**** EXERCISE INPUT

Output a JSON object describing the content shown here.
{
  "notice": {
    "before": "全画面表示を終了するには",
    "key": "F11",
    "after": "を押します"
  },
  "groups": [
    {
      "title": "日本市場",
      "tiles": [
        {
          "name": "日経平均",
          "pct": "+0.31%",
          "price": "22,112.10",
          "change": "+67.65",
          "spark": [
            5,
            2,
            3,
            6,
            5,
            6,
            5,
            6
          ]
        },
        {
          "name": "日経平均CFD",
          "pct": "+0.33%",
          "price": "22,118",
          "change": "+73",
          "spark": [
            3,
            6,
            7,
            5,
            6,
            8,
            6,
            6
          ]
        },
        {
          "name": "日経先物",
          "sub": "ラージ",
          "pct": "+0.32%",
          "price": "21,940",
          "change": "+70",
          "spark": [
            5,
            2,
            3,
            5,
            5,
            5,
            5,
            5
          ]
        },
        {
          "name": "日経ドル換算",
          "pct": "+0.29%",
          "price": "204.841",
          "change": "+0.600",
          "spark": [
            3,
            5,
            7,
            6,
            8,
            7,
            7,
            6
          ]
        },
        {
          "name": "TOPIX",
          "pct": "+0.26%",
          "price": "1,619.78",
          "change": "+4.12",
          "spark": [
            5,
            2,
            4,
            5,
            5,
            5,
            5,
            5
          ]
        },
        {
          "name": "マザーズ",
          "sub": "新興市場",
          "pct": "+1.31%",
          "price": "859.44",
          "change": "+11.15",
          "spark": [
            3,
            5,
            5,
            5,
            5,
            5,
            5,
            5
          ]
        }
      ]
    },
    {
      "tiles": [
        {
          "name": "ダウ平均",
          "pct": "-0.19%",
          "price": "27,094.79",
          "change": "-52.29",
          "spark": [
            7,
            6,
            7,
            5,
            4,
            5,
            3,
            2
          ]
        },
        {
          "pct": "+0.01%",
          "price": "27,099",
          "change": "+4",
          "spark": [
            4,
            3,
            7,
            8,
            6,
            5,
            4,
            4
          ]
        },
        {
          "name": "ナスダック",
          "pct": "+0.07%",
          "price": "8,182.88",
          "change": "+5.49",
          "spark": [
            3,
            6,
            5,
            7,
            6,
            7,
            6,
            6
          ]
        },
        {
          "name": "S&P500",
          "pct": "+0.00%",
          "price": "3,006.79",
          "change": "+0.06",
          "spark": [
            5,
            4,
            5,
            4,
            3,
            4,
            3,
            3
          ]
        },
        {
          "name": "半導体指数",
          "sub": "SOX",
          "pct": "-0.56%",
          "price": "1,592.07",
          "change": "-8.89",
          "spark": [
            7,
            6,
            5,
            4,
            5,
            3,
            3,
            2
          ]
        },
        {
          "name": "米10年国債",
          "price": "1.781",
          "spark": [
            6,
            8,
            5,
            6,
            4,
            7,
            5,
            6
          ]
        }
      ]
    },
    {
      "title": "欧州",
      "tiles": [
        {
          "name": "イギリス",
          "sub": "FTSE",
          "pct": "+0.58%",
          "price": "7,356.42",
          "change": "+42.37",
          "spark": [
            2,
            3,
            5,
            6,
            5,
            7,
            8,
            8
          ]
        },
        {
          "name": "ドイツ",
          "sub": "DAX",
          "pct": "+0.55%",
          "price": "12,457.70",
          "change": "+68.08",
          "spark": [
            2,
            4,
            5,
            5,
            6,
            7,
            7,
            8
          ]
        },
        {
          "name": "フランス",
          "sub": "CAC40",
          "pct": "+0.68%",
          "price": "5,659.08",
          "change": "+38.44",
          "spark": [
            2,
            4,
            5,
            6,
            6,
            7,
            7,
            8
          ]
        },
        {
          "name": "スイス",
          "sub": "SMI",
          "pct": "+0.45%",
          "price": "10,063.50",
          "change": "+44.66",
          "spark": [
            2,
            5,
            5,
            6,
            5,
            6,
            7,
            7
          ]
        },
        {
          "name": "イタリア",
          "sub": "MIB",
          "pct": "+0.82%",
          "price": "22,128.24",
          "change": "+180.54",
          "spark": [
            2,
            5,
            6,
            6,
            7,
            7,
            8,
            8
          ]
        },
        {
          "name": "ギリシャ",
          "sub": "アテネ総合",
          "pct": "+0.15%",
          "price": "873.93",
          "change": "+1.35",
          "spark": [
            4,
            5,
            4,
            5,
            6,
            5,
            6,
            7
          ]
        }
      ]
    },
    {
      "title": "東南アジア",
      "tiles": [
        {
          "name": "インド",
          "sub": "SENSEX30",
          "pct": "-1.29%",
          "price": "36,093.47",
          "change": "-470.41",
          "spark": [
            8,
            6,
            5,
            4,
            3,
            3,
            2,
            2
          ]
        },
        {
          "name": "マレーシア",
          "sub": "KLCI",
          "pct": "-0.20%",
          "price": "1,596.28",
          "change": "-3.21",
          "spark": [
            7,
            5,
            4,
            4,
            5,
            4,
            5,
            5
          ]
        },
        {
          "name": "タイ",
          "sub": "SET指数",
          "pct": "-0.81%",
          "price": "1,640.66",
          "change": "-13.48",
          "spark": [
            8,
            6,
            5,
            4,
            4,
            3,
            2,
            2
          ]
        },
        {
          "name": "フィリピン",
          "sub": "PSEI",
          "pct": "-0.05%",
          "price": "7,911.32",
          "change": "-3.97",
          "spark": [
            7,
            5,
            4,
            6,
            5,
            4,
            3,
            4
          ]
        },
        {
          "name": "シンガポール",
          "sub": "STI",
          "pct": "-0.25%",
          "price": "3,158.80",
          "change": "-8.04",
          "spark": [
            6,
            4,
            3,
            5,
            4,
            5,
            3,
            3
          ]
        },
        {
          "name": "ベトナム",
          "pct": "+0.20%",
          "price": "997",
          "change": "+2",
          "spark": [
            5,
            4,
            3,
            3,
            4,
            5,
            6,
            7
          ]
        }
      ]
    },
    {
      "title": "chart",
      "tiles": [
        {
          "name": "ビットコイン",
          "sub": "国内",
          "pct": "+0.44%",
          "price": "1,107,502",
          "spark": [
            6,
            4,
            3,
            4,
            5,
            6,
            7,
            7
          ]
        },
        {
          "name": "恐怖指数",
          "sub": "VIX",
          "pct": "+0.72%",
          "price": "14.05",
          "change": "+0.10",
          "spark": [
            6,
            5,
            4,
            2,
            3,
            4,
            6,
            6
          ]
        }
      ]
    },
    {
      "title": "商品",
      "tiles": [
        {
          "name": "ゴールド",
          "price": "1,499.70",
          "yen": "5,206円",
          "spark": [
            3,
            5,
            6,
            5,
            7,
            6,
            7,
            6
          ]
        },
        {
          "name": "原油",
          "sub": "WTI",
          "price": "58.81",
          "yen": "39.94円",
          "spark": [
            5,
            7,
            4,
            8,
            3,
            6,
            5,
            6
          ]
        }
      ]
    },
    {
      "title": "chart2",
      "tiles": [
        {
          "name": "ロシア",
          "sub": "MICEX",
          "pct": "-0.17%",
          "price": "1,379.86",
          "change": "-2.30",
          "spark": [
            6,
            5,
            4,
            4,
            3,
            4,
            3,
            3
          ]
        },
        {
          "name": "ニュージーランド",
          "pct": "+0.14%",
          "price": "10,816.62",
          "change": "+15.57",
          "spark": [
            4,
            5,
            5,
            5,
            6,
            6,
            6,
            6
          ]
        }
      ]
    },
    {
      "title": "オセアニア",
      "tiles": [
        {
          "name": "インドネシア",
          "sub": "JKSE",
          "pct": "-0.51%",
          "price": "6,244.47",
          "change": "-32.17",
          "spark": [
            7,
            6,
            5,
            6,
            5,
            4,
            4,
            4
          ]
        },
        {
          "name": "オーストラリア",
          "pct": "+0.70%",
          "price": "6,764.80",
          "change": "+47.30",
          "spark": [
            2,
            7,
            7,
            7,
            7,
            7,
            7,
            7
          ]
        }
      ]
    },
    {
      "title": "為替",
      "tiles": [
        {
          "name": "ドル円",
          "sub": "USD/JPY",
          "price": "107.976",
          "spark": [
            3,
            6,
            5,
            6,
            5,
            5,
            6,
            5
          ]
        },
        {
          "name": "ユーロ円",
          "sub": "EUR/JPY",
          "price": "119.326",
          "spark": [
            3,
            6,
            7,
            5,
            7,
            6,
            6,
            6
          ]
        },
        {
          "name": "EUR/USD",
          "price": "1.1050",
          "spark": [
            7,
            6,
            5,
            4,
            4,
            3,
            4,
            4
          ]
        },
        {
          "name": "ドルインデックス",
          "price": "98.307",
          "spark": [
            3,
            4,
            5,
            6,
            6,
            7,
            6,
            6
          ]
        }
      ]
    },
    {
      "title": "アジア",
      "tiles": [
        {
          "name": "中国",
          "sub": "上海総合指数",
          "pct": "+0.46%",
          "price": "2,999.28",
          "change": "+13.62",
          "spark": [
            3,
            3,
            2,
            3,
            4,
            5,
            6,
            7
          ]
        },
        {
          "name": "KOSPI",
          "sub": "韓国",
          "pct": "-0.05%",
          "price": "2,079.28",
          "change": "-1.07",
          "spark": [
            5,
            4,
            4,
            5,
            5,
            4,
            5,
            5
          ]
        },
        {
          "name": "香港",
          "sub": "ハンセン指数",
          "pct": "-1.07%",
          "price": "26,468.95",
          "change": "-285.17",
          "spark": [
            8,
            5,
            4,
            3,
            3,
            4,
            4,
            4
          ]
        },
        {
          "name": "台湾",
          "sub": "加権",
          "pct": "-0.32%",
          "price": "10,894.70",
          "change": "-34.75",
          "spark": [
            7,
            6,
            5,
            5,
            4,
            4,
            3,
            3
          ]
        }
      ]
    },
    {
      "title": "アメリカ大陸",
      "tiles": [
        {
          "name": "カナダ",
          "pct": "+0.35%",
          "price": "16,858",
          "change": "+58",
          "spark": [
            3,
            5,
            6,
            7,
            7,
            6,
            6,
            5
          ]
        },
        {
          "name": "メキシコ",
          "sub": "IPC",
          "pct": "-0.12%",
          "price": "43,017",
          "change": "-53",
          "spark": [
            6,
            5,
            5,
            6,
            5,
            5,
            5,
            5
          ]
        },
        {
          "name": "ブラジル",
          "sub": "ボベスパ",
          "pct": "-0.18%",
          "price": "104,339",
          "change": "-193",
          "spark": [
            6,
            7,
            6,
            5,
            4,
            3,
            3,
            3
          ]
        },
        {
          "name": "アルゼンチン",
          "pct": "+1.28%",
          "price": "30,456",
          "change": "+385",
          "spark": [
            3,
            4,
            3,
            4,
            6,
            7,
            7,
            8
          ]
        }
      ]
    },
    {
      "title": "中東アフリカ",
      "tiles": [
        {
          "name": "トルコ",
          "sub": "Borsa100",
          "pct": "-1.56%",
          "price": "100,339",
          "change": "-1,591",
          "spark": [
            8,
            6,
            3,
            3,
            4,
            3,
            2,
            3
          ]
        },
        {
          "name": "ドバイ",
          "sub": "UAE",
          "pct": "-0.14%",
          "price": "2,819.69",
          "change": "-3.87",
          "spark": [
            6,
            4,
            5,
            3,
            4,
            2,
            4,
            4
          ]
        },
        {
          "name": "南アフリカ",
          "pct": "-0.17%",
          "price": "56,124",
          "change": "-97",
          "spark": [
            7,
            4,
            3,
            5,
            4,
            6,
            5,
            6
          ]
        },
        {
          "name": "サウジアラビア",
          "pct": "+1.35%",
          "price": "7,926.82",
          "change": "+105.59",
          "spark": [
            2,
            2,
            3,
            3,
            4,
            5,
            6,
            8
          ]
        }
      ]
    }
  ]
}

********

Identify all lines in the records above with the word "title".

      "title": "日本市場",
      "title": "欧州",
      "title": "東南アジア",
      "title": "chart",
      "title": "商品",
      "title": "chart2",
      "title": "オセアニア",
      "title": "為替",
      "title": "アジア",
      "title": "アメリカ大陸",
      "title": "中東アフリカ",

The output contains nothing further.